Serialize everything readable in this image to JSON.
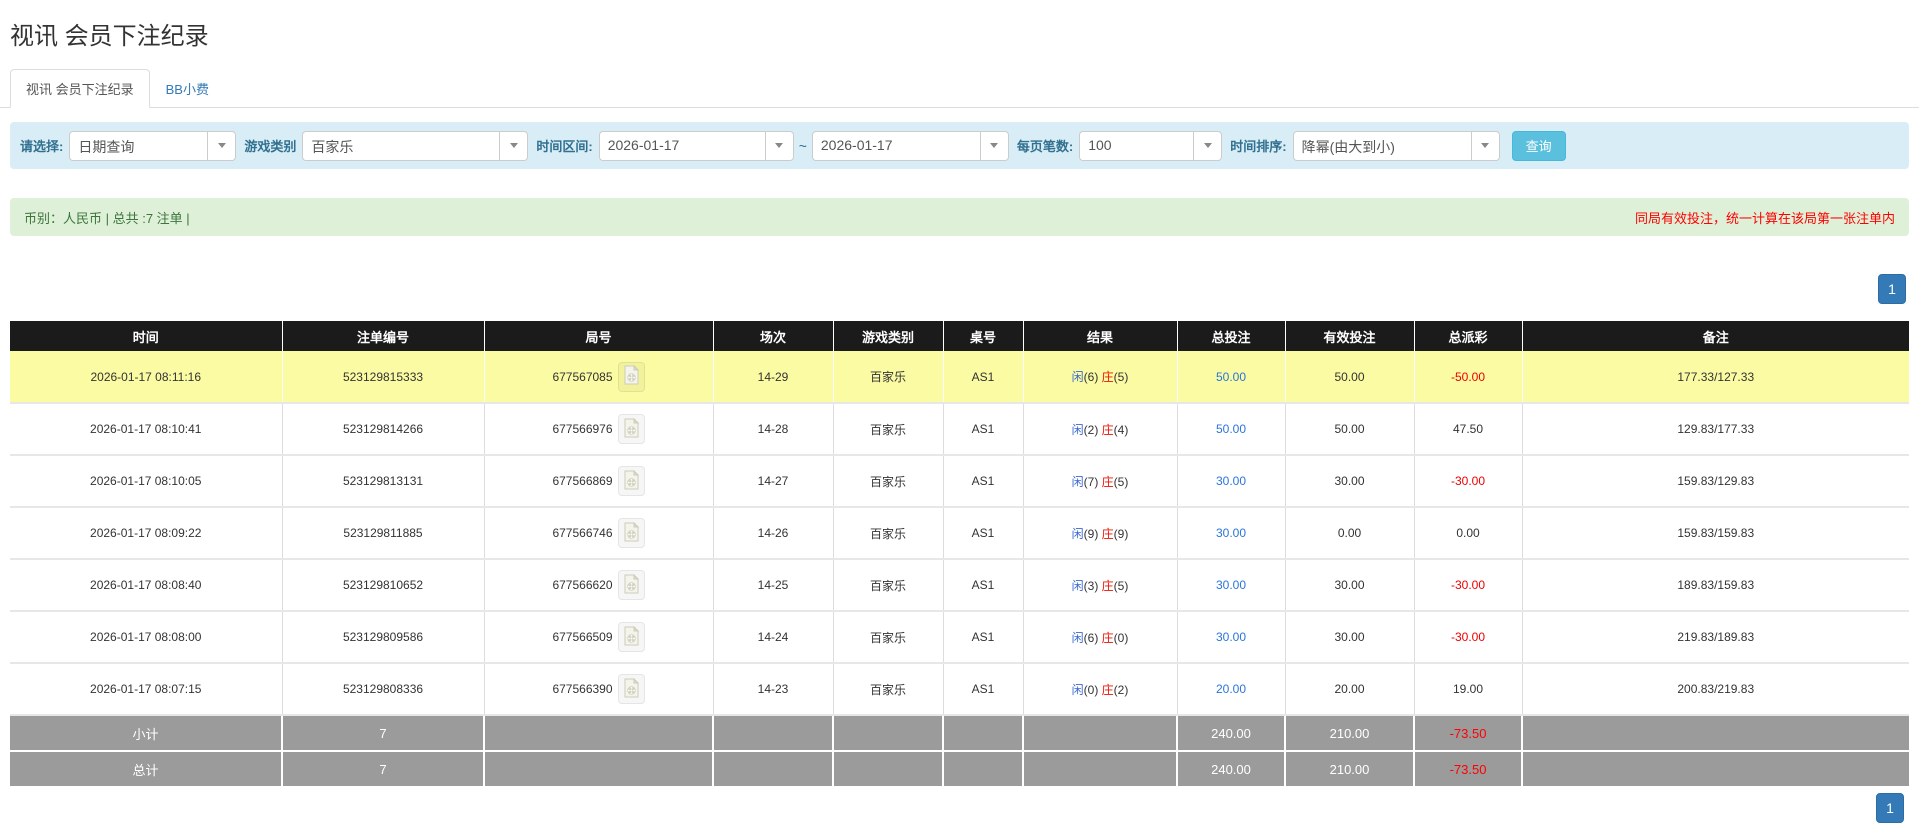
{
  "page_title": "视讯 会员下注纪录",
  "tabs": [
    {
      "label": "视讯 会员下注纪录",
      "active": true
    },
    {
      "label": "BB小费",
      "active": false
    }
  ],
  "filter": {
    "select_label": "请选择:",
    "select_value": "日期查询",
    "game_type_label": "游戏类别",
    "game_type_value": "百家乐",
    "date_range_label": "时间区间:",
    "date_from": "2026-01-17",
    "date_separator": "~",
    "date_to": "2026-01-17",
    "page_size_label": "每页笔数:",
    "page_size_value": "100",
    "sort_label": "时间排序:",
    "sort_value": "降幂(由大到小)",
    "search_button": "查询"
  },
  "info_bar": {
    "left_text": "币别：人民币 | 总共 :7 注单 |",
    "right_text": "同局有效投注，统一计算在该局第一张注单内"
  },
  "pagination": {
    "current_page": "1"
  },
  "colors": {
    "accent_blue": "#337ab7",
    "search_button": "#5bc0de",
    "filter_bg": "#d9edf7",
    "info_bg": "#dff0d8",
    "header_bg": "#1b1b1b",
    "highlight_row": "#fbfba3",
    "summary_bg": "#9b9b9b",
    "negative_red": "#ee0000",
    "link_blue": "#2a75d9",
    "player_blue": "#3a66d1",
    "banker_red": "#ee1100"
  },
  "table": {
    "columns": [
      "时间",
      "注单编号",
      "局号",
      "场次",
      "游戏类别",
      "桌号",
      "结果",
      "总投注",
      "有效投注",
      "总派彩",
      "备注"
    ],
    "rows": [
      {
        "time": "2026-01-17 08:11:16",
        "bet_id": "523129815333",
        "round_id": "677567085",
        "session": "14-29",
        "game": "百家乐",
        "table_no": "AS1",
        "result": {
          "player_label": "闲",
          "player_score": "(6)",
          "banker_label": "庄",
          "banker_score": "(5)"
        },
        "total_bet": "50.00",
        "valid_bet": "50.00",
        "payout": "-50.00",
        "remark": "177.33/127.33",
        "highlighted": true
      },
      {
        "time": "2026-01-17 08:10:41",
        "bet_id": "523129814266",
        "round_id": "677566976",
        "session": "14-28",
        "game": "百家乐",
        "table_no": "AS1",
        "result": {
          "player_label": "闲",
          "player_score": "(2)",
          "banker_label": "庄",
          "banker_score": "(4)"
        },
        "total_bet": "50.00",
        "valid_bet": "50.00",
        "payout": "47.50",
        "remark": "129.83/177.33",
        "highlighted": false
      },
      {
        "time": "2026-01-17 08:10:05",
        "bet_id": "523129813131",
        "round_id": "677566869",
        "session": "14-27",
        "game": "百家乐",
        "table_no": "AS1",
        "result": {
          "player_label": "闲",
          "player_score": "(7)",
          "banker_label": "庄",
          "banker_score": "(5)"
        },
        "total_bet": "30.00",
        "valid_bet": "30.00",
        "payout": "-30.00",
        "remark": "159.83/129.83",
        "highlighted": false
      },
      {
        "time": "2026-01-17 08:09:22",
        "bet_id": "523129811885",
        "round_id": "677566746",
        "session": "14-26",
        "game": "百家乐",
        "table_no": "AS1",
        "result": {
          "player_label": "闲",
          "player_score": "(9)",
          "banker_label": "庄",
          "banker_score": "(9)"
        },
        "total_bet": "30.00",
        "valid_bet": "0.00",
        "payout": "0.00",
        "remark": "159.83/159.83",
        "highlighted": false
      },
      {
        "time": "2026-01-17 08:08:40",
        "bet_id": "523129810652",
        "round_id": "677566620",
        "session": "14-25",
        "game": "百家乐",
        "table_no": "AS1",
        "result": {
          "player_label": "闲",
          "player_score": "(3)",
          "banker_label": "庄",
          "banker_score": "(5)"
        },
        "total_bet": "30.00",
        "valid_bet": "30.00",
        "payout": "-30.00",
        "remark": "189.83/159.83",
        "highlighted": false
      },
      {
        "time": "2026-01-17 08:08:00",
        "bet_id": "523129809586",
        "round_id": "677566509",
        "session": "14-24",
        "game": "百家乐",
        "table_no": "AS1",
        "result": {
          "player_label": "闲",
          "player_score": "(6)",
          "banker_label": "庄",
          "banker_score": "(0)"
        },
        "total_bet": "30.00",
        "valid_bet": "30.00",
        "payout": "-30.00",
        "remark": "219.83/189.83",
        "highlighted": false
      },
      {
        "time": "2026-01-17 08:07:15",
        "bet_id": "523129808336",
        "round_id": "677566390",
        "session": "14-23",
        "game": "百家乐",
        "table_no": "AS1",
        "result": {
          "player_label": "闲",
          "player_score": "(0)",
          "banker_label": "庄",
          "banker_score": "(2)"
        },
        "total_bet": "20.00",
        "valid_bet": "20.00",
        "payout": "19.00",
        "remark": "200.83/219.83",
        "highlighted": false
      }
    ],
    "summary_rows": [
      {
        "label": "小计",
        "count": "7",
        "total_bet": "240.00",
        "valid_bet": "210.00",
        "payout": "-73.50"
      },
      {
        "label": "总计",
        "count": "7",
        "total_bet": "240.00",
        "valid_bet": "210.00",
        "payout": "-73.50"
      }
    ]
  }
}
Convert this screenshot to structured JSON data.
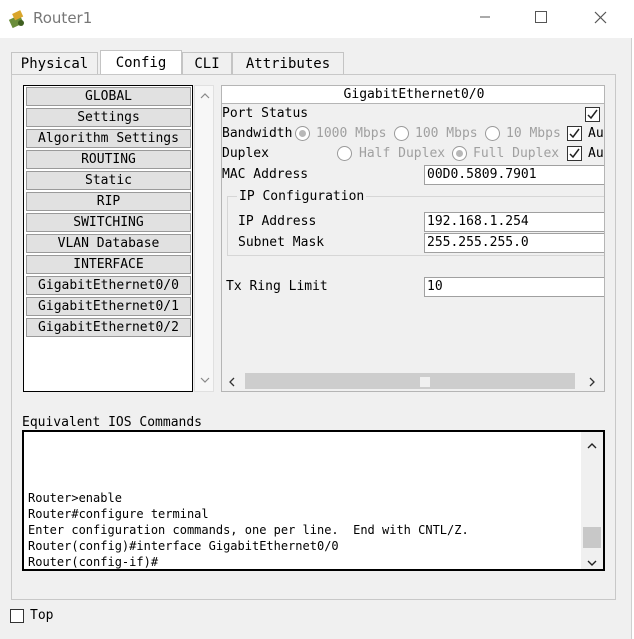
□ □ □ □ □
Set exercise:
Sift the material for lines with the string "time". Copy each one found.

Answer below:
        "time": "2026-01-17 08:11:16",
        "time": "2026-01-17 08:10:41",
        "time": "2026-01-17 08:10:05",
        "time": "2026-01-17 08:09:22",
        "time": "2026-01-17 08:08:40",
        "time": "2026-01-17 08:08:00",
        "time": "2026-01-17 08:07:15",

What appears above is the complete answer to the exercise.